* **Exercise task a**:
Reproduce word for word the section of the passage on Sri Lanka and Burma that opens with the words containing "I turn to the" and closes with "with a caveat.".

* **Document segment**:
-- begin --
More disappointing was the Government’s answer to the question whether they still hold the view that there is no substantiated evidence of Sri Lankans returned home from the UK being tortured or maltreated. Simply stating that the Foreign Office is not aware of any new evidence since the original answer was submitted ducks the issue. Will the Minister clarify what is meant by “the original answer”? Can he give us an assurance about cases that occurred before that time?

I turn to the point made by my hon. Friend the Member for Penrith and The Border (Rory Stewart). Burma, like Sri Lanka, attracted widespread media coverage following the historic visit of Aung San Suu Kyi in summer 2012. We believe that the EU’s decision to lift economic sanctions the following year was the right one, given the remarkable progress made in that country. However, that comes with a caveat.

The UK should not hesitate to advocate the reimposition of sanctions if undertakings on human rights are not followed through. Serious reservations remain about the continued incarceration of political prisoners and the failure to bring those responsible for intercommunal violence to justice. Will the Minister update us on the release of political prisoners and accountability for the shocking crimes in Rakhine state?
-- end --
* **Exercise task b**:
Quote the records from their first line through the line containing "1274, 718, 1420)", with both of those lines included.

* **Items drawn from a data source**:
-- begin --
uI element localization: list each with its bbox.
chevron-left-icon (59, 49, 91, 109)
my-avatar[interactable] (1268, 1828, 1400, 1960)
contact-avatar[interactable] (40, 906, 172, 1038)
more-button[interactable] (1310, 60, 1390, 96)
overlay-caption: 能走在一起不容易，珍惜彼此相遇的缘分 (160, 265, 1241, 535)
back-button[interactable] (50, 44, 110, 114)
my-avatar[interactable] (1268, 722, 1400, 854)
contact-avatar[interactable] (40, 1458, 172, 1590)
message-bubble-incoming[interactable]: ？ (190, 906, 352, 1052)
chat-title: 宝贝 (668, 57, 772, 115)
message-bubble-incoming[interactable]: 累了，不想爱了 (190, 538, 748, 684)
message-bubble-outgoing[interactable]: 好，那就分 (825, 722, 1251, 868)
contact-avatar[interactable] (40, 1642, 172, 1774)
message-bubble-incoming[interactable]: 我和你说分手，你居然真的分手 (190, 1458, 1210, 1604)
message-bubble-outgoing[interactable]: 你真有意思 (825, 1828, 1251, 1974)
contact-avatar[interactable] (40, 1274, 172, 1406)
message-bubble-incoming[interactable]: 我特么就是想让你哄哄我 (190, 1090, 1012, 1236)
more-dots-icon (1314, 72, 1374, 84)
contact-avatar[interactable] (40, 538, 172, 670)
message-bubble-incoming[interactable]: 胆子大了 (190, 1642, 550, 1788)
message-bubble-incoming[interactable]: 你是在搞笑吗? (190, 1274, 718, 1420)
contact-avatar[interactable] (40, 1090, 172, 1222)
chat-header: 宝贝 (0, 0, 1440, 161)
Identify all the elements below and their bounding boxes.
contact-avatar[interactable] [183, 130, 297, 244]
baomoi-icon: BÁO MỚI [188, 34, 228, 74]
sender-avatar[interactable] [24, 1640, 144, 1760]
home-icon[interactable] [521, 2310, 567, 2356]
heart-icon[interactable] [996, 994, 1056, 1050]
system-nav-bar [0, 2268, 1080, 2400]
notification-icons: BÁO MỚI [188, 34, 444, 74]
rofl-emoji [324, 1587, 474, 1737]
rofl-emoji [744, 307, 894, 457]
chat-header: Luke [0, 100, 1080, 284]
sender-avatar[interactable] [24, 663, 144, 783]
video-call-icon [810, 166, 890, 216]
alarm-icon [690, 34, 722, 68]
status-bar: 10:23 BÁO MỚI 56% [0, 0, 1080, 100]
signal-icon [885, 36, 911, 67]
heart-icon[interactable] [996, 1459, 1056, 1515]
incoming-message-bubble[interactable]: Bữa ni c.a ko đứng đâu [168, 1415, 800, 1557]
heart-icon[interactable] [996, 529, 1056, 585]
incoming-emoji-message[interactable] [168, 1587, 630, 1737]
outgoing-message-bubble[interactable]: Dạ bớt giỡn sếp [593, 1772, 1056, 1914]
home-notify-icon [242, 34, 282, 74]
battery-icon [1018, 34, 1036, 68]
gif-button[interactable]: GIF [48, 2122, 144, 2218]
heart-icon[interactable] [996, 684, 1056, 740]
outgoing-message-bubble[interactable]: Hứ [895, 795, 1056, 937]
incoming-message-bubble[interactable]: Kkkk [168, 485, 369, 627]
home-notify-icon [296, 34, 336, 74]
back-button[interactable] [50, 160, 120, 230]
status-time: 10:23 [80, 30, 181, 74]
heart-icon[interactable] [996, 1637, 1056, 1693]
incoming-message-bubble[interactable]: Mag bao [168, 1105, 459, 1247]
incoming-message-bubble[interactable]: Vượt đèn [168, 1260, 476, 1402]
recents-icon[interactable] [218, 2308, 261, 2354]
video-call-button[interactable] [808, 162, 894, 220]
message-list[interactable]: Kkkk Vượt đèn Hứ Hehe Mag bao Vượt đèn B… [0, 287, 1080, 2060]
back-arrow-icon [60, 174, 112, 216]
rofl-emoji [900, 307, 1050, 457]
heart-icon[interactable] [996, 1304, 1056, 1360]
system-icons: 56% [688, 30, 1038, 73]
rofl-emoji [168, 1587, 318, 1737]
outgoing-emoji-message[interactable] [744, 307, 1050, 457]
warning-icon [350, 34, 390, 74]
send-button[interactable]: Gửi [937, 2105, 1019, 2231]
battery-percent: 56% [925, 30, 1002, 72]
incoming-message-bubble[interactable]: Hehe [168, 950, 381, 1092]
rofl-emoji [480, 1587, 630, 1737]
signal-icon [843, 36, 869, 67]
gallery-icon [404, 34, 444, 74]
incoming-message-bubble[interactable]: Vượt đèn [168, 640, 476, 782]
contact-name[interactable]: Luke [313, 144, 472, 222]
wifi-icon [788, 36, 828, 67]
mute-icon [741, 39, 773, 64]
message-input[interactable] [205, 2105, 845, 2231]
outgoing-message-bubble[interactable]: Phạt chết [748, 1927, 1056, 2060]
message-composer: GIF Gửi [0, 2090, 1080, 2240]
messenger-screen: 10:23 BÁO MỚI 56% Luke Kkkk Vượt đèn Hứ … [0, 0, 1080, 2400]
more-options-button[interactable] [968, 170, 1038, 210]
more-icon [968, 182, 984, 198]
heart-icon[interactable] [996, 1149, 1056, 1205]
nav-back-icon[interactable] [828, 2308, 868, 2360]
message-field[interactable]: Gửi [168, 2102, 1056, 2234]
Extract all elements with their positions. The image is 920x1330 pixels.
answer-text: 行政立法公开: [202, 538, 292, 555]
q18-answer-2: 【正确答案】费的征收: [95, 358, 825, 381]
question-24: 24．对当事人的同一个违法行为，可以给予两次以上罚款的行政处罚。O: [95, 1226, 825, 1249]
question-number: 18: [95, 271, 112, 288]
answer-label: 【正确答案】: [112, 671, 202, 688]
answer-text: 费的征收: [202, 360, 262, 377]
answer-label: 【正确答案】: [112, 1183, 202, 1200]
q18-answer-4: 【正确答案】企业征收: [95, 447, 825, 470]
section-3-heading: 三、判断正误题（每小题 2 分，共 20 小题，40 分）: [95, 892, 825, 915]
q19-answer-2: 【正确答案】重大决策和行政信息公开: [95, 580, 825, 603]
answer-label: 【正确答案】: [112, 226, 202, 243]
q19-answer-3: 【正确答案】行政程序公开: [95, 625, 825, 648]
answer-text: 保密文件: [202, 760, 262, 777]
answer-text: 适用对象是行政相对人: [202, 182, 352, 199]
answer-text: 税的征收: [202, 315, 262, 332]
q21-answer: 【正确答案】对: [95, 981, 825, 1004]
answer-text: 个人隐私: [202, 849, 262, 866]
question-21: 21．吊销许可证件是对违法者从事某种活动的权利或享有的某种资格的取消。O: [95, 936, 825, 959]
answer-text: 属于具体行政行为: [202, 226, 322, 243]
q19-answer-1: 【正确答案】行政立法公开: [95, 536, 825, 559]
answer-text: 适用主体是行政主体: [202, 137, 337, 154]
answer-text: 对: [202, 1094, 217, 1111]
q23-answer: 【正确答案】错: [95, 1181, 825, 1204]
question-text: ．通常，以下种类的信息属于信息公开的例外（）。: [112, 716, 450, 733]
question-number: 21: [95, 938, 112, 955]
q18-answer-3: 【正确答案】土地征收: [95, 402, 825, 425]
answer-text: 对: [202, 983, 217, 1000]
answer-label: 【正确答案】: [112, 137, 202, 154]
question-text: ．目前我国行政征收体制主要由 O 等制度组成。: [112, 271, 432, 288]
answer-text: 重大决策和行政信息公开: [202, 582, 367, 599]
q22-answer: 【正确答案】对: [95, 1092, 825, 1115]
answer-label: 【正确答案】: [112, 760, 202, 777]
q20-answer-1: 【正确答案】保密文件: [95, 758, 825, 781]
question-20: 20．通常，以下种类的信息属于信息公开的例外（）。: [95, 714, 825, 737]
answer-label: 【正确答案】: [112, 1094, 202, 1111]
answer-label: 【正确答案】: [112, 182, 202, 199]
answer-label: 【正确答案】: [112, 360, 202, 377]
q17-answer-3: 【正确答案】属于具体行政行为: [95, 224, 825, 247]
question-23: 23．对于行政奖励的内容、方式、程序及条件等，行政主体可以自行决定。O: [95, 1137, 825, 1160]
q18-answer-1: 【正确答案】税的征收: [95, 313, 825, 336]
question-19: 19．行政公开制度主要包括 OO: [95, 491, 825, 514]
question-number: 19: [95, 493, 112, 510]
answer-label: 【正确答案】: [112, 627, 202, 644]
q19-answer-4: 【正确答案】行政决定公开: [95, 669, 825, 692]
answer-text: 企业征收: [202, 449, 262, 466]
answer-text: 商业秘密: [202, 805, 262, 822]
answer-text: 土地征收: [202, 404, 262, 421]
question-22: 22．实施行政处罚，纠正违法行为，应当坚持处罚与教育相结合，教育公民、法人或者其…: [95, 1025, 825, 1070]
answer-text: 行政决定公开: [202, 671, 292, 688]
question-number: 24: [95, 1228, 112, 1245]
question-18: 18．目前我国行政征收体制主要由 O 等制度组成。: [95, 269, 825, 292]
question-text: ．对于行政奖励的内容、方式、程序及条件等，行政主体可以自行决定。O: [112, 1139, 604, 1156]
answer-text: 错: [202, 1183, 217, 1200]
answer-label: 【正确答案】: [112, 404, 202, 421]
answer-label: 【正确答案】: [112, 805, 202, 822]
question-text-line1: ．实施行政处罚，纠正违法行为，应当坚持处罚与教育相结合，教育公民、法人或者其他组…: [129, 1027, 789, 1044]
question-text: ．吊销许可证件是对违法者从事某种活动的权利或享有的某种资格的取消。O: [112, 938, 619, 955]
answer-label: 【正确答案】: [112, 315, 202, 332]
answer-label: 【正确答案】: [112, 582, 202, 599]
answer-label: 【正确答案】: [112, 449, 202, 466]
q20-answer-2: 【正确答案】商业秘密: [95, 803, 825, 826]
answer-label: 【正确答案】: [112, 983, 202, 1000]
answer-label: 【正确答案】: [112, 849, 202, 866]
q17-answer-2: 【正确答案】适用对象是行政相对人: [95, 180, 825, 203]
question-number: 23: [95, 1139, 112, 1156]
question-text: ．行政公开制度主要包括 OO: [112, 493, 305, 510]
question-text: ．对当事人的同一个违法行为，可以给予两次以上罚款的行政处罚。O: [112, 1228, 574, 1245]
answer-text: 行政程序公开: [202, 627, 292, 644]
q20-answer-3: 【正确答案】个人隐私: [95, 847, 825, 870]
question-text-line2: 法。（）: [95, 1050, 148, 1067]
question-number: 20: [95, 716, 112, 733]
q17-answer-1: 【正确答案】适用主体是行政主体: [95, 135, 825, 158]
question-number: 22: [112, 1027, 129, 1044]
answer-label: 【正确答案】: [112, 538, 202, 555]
-- end --
* **Complete output a**:
I turn to the point made by my hon. Friend the Member for Penrith and The Border (Rory Stewart). Burma, like Sri Lanka, attracted widespread media coverage following the historic visit of Aung San Suu Kyi in summer 2012. We believe that the EU’s decision to lift economic sanctions the following year was the right one, given the remarkable progress made in that country. However, that comes with a caveat.

* **Complete output b**:
uI element localization: list each with its bbox.
chevron-left-icon (59, 49, 91, 109)
my-avatar[interactable] (1268, 1828, 1400, 1960)
contact-avatar[interactable] (40, 906, 172, 1038)
more-button[interactable] (1310, 60, 1390, 96)
overlay-caption: 能走在一起不容易，珍惜彼此相遇的缘分 (160, 265, 1241, 535)
back-button[interactable] (50, 44, 110, 114)
my-avatar[interactable] (1268, 722, 1400, 854)
contact-avatar[interactable] (40, 1458, 172, 1590)
message-bubble-incoming[interactable]: ？ (190, 906, 352, 1052)
chat-title: 宝贝 (668, 57, 772, 115)
message-bubble-incoming[interactable]: 累了，不想爱了 (190, 538, 748, 684)
message-bubble-outgoing[interactable]: 好，那就分 (825, 722, 1251, 868)
contact-avatar[interactable] (40, 1642, 172, 1774)
message-bubble-incoming[interactable]: 我和你说分手，你居然真的分手 (190, 1458, 1210, 1604)
message-bubble-outgoing[interactable]: 你真有意思 (825, 1828, 1251, 1974)
contact-avatar[interactable] (40, 1274, 172, 1406)
message-bubble-incoming[interactable]: 我特么就是想让你哄哄我 (190, 1090, 1012, 1236)
more-dots-icon (1314, 72, 1374, 84)
contact-avatar[interactable] (40, 538, 172, 670)
message-bubble-incoming[interactable]: 胆子大了 (190, 1642, 550, 1788)
message-bubble-incoming[interactable]: 你是在搞笑吗? (190, 1274, 718, 1420)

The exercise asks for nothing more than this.